• [Problem statement]:
Each record below should appear again exactly as written.
=== Data for this task ===
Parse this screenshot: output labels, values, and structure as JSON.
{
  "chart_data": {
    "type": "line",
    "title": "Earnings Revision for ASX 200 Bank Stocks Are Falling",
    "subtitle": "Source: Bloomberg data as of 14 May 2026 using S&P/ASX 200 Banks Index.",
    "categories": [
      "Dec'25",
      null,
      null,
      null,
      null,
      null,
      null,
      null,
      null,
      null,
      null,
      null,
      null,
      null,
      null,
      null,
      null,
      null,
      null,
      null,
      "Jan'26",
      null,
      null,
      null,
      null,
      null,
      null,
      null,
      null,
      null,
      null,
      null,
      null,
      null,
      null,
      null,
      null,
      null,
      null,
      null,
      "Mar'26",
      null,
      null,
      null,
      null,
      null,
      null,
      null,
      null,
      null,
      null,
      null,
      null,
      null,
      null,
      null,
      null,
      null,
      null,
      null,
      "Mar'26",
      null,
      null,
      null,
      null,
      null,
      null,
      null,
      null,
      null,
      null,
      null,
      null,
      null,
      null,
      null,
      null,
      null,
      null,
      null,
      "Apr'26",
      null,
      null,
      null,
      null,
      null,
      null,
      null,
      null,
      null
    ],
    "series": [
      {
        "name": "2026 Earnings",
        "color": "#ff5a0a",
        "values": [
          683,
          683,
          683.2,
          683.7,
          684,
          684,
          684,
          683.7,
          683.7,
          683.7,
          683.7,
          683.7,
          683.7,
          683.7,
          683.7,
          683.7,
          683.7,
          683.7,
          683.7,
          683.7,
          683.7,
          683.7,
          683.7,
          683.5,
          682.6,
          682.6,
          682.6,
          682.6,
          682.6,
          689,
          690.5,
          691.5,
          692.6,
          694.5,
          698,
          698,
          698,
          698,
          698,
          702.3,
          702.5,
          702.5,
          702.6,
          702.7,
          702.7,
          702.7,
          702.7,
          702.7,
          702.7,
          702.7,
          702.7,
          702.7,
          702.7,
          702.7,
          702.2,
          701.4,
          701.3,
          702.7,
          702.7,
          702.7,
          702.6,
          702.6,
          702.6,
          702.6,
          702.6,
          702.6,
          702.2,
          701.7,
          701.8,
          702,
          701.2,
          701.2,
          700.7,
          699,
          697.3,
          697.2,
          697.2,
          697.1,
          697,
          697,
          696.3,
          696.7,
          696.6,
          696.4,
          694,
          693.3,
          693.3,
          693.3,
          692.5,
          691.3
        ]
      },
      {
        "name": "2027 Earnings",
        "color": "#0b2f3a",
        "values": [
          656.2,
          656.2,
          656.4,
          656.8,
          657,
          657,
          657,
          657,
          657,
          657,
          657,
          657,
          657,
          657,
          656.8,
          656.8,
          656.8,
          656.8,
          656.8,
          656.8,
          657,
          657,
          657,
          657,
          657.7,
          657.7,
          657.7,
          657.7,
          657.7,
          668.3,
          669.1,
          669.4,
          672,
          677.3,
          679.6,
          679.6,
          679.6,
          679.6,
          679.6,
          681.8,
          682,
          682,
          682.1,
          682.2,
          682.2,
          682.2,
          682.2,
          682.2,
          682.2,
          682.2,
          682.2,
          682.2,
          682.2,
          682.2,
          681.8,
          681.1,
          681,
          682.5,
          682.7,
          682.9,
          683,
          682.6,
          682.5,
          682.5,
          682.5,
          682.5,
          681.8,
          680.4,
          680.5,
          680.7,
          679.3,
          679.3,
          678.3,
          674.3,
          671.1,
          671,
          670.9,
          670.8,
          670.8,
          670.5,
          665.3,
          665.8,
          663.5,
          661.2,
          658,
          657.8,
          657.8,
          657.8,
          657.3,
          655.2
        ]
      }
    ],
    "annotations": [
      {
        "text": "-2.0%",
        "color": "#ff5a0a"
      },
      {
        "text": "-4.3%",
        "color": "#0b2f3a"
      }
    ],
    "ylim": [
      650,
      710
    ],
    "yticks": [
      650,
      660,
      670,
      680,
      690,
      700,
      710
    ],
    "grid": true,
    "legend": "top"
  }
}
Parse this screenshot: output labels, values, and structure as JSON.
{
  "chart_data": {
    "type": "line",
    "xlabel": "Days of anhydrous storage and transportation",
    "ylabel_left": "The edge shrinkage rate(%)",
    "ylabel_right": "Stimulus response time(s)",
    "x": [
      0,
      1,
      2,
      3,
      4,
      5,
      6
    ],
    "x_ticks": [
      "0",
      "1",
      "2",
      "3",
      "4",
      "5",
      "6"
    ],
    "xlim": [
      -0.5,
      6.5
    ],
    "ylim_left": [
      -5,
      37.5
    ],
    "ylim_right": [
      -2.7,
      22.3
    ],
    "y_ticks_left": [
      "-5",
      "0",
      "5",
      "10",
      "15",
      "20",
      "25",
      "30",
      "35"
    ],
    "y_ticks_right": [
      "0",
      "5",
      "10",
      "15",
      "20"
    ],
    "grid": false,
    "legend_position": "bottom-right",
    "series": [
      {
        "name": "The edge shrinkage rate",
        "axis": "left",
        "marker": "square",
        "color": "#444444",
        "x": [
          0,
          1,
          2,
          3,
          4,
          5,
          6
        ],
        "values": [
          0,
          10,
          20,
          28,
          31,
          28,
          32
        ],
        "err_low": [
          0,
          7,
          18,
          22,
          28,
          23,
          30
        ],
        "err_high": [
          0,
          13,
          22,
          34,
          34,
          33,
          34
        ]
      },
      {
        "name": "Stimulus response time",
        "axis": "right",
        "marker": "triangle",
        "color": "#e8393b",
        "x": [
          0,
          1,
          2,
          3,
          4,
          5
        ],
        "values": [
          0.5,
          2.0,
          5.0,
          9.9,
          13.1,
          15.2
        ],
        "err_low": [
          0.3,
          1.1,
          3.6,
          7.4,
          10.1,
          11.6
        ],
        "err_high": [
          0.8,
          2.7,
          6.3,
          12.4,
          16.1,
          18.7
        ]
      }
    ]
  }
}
===
• [Written response]:
Parse this screenshot: output labels, values, and structure as JSON.
{
  "chart_data": {
    "type": "line",
    "title": "Earnings Revision for ASX 200 Bank Stocks Are Falling",
    "subtitle": "Source: Bloomberg data as of 14 May 2026 using S&P/ASX 200 Banks Index.",
    "categories": [
      "Dec'25",
      null,
      null,
      null,
      null,
      null,
      null,
      null,
      null,
      null,
      null,
      null,
      null,
      null,
      null,
      null,
      null,
      null,
      null,
      null,
      "Jan'26",
      null,
      null,
      null,
      null,
      null,
      null,
      null,
      null,
      null,
      null,
      null,
      null,
      null,
      null,
      null,
      null,
      null,
      null,
      null,
      "Mar'26",
      null,
      null,
      null,
      null,
      null,
      null,
      null,
      null,
      null,
      null,
      null,
      null,
      null,
      null,
      null,
      null,
      null,
      null,
      null,
      "Mar'26",
      null,
      null,
      null,
      null,
      null,
      null,
      null,
      null,
      null,
      null,
      null,
      null,
      null,
      null,
      null,
      null,
      null,
      null,
      null,
      "Apr'26",
      null,
      null,
      null,
      null,
      null,
      null,
      null,
      null,
      null
    ],
    "series": [
      {
        "name": "2026 Earnings",
        "color": "#ff5a0a",
        "values": [
          683,
          683,
          683.2,
          683.7,
          684,
          684,
          684,
          683.7,
          683.7,
          683.7,
          683.7,
          683.7,
          683.7,
          683.7,
          683.7,
          683.7,
          683.7,
          683.7,
          683.7,
          683.7,
          683.7,
          683.7,
          683.7,
          683.5,
          682.6,
          682.6,
          682.6,
          682.6,
          682.6,
          689,
          690.5,
          691.5,
          692.6,
          694.5,
          698,
          698,
          698,
          698,
          698,
          702.3,
          702.5,
          702.5,
          702.6,
          702.7,
          702.7,
          702.7,
          702.7,
          702.7,
          702.7,
          702.7,
          702.7,
          702.7,
          702.7,
          702.7,
          702.2,
          701.4,
          701.3,
          702.7,
          702.7,
          702.7,
          702.6,
          702.6,
          702.6,
          702.6,
          702.6,
          702.6,
          702.2,
          701.7,
          701.8,
          702,
          701.2,
          701.2,
          700.7,
          699,
          697.3,
          697.2,
          697.2,
          697.1,
          697,
          697,
          696.3,
          696.7,
          696.6,
          696.4,
          694,
          693.3,
          693.3,
          693.3,
          692.5,
          691.3
        ]
      },
      {
        "name": "2027 Earnings",
        "color": "#0b2f3a",
        "values": [
          656.2,
          656.2,
          656.4,
          656.8,
          657,
          657,
          657,
          657,
          657,
          657,
          657,
          657,
          657,
          657,
          656.8,
          656.8,
          656.8,
          656.8,
          656.8,
          656.8,
          657,
          657,
          657,
          657,
          657.7,
          657.7,
          657.7,
          657.7,
          657.7,
          668.3,
          669.1,
          669.4,
          672,
          677.3,
          679.6,
          679.6,
          679.6,
          679.6,
          679.6,
          681.8,
          682,
          682,
          682.1,
          682.2,
          682.2,
          682.2,
          682.2,
          682.2,
          682.2,
          682.2,
          682.2,
          682.2,
          682.2,
          682.2,
          681.8,
          681.1,
          681,
          682.5,
          682.7,
          682.9,
          683,
          682.6,
          682.5,
          682.5,
          682.5,
          682.5,
          681.8,
          680.4,
          680.5,
          680.7,
          679.3,
          679.3,
          678.3,
          674.3,
          671.1,
          671,
          670.9,
          670.8,
          670.8,
          670.5,
          665.3,
          665.8,
          663.5,
          661.2,
          658,
          657.8,
          657.8,
          657.8,
          657.3,
          655.2
        ]
      }
    ],
    "annotations": [
      {
        "text": "-2.0%",
        "color": "#ff5a0a"
      },
      {
        "text": "-4.3%",
        "color": "#0b2f3a"
      }
    ],
    "ylim": [
      650,
      710
    ],
    "yticks": [
      650,
      660,
      670,
      680,
      690,
      700,
      710
    ],
    "grid": true,
    "legend": "top"
  }
}
Parse this screenshot: output labels, values, and structure as JSON.
{
  "chart_data": {
    "type": "line",
    "xlabel": "Days of anhydrous storage and transportation",
    "ylabel_left": "The edge shrinkage rate(%)",
    "ylabel_right": "Stimulus response time(s)",
    "x": [
      0,
      1,
      2,
      3,
      4,
      5,
      6
    ],
    "x_ticks": [
      "0",
      "1",
      "2",
      "3",
      "4",
      "5",
      "6"
    ],
    "xlim": [
      -0.5,
      6.5
    ],
    "ylim_left": [
      -5,
      37.5
    ],
    "ylim_right": [
      -2.7,
      22.3
    ],
    "y_ticks_left": [
      "-5",
      "0",
      "5",
      "10",
      "15",
      "20",
      "25",
      "30",
      "35"
    ],
    "y_ticks_right": [
      "0",
      "5",
      "10",
      "15",
      "20"
    ],
    "grid": false,
    "legend_position": "bottom-right",
    "series": [
      {
        "name": "The edge shrinkage rate",
        "axis": "left",
        "marker": "square",
        "color": "#444444",
        "x": [
          0,
          1,
          2,
          3,
          4,
          5,
          6
        ],
        "values": [
          0,
          10,
          20,
          28,
          31,
          28,
          32
        ],
        "err_low": [
          0,
          7,
          18,
          22,
          28,
          23,
          30
        ],
        "err_high": [
          0,
          13,
          22,
          34,
          34,
          33,
          34
        ]
      },
      {
        "name": "Stimulus response time",
        "axis": "right",
        "marker": "triangle",
        "color": "#e8393b",
        "x": [
          0,
          1,
          2,
          3,
          4,
          5
        ],
        "values": [
          0.5,
          2.0,
          5.0,
          9.9,
          13.1,
          15.2
        ],
        "err_low": [
          0.3,
          1.1,
          3.6,
          7.4,
          10.1,
          11.6
        ],
        "err_high": [
          0.8,
          2.7,
          6.3,
          12.4,
          16.1,
          18.7
        ]
      }
    ]
  }
}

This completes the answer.